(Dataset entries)
......
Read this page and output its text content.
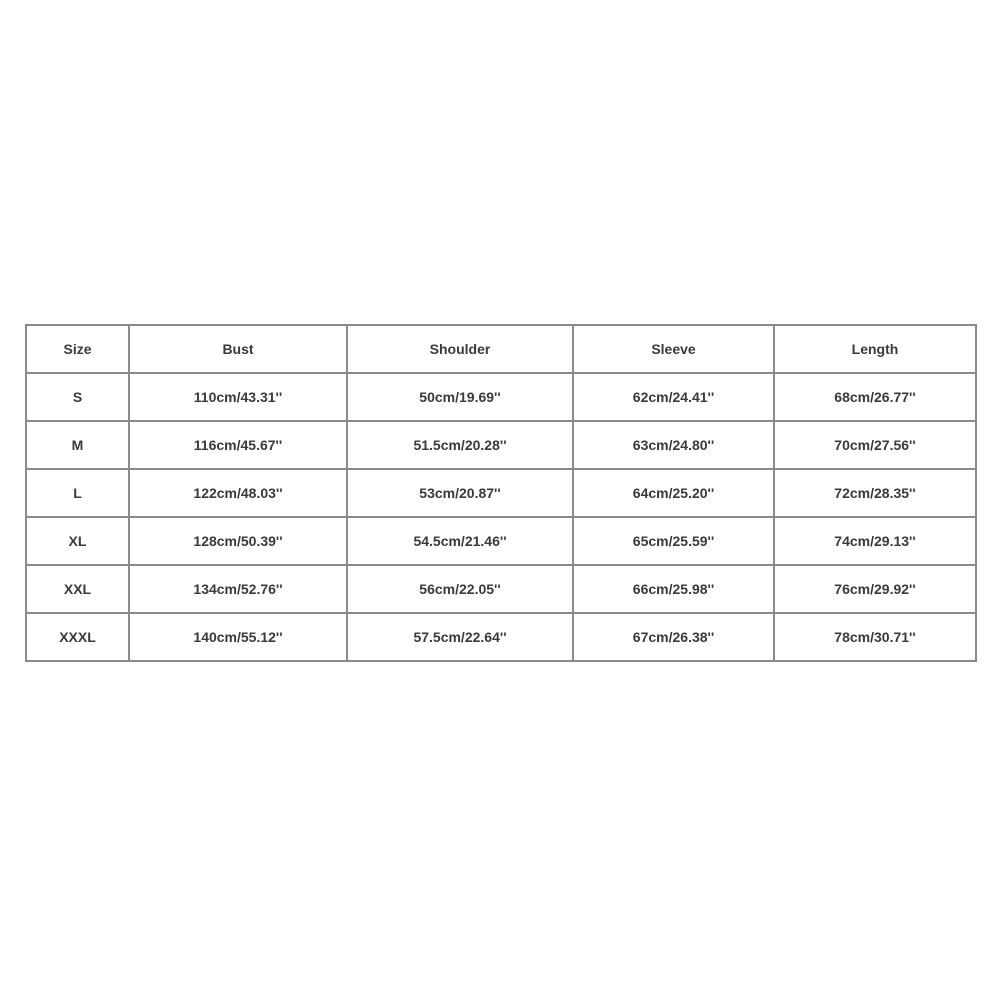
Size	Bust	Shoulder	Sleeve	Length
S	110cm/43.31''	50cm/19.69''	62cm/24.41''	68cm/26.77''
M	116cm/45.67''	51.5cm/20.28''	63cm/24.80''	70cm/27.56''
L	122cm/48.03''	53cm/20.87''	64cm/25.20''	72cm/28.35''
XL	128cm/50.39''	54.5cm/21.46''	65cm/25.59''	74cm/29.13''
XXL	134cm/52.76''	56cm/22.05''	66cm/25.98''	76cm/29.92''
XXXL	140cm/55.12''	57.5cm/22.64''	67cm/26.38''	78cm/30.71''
......
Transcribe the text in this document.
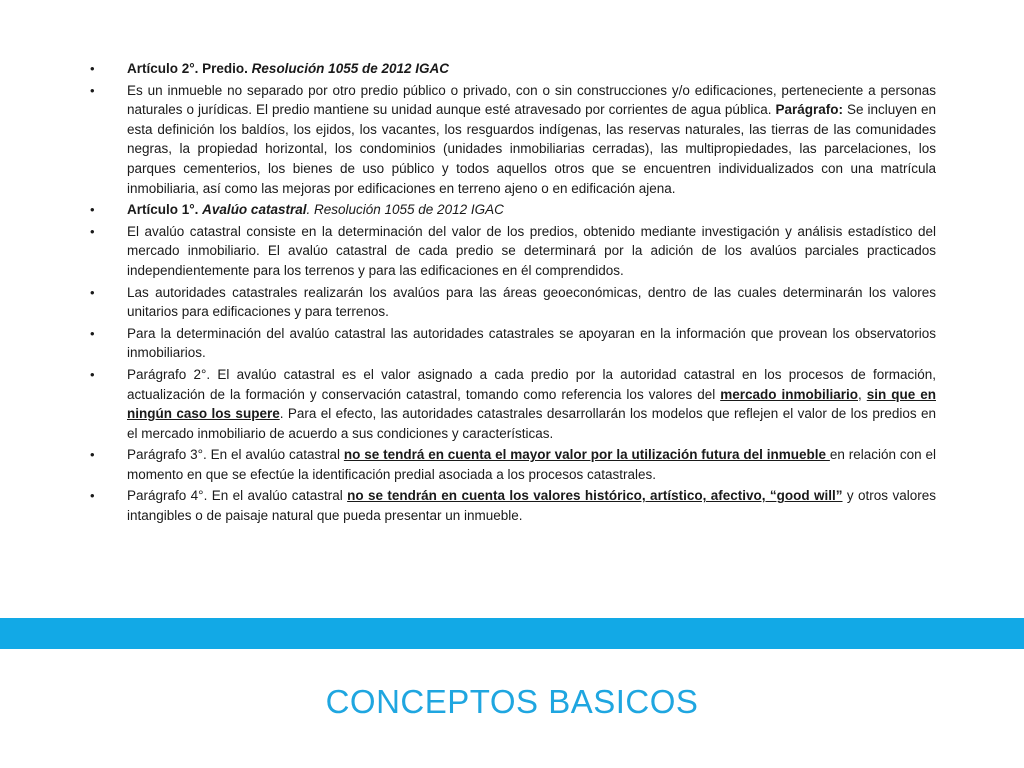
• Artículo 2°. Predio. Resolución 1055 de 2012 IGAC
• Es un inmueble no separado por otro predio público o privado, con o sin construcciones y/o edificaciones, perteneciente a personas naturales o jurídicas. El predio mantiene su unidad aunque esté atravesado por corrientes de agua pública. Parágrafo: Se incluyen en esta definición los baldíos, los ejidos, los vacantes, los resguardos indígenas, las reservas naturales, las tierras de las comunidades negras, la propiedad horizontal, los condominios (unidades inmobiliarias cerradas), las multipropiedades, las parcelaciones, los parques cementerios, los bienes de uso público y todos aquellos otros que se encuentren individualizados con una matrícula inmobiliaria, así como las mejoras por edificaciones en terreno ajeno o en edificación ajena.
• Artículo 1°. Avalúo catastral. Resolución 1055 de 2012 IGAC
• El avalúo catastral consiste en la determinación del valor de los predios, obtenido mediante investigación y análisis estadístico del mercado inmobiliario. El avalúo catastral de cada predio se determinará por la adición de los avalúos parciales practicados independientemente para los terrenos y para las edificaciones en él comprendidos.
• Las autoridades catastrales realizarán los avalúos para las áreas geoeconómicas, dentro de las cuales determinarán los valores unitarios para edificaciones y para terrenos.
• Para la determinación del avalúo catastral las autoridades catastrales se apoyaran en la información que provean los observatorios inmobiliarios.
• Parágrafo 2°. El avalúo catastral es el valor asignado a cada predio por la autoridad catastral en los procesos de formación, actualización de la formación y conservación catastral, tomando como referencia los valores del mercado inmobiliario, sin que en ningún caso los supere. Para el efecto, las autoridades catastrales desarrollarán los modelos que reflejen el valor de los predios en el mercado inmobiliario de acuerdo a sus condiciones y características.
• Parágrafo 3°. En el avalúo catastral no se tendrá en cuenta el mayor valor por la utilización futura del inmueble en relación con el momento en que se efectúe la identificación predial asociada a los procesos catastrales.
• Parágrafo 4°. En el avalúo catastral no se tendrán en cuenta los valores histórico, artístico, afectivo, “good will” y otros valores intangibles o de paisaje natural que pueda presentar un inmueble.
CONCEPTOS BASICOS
......
**WORK REQUIRED:**
Report all lines of the data that include the word "autoridades".

**WRITTEN SOLUTION:**
• Las autoridades catastrales realizarán los avalúos para las áreas geoeconómicas, dentro de las cuales determinarán los valores unitarios para edificaciones y para terrenos.
• Para la determinación del avalúo catastral las autoridades catastrales se apoyaran en la información que provean los observatorios inmobiliarios.
• Parágrafo 2°. El avalúo catastral es el valor asignado a cada predio por la autoridad catastral en los procesos de formación, actualización de la formación y conservación catastral, tomando como referencia los valores del mercado inmobiliario, sin que en ningún caso los supere. Para el efecto, las autoridades catastrales desarrollarán los modelos que reflejen el valor de los predios en el mercado inmobiliario de acuerdo a sus condiciones y características.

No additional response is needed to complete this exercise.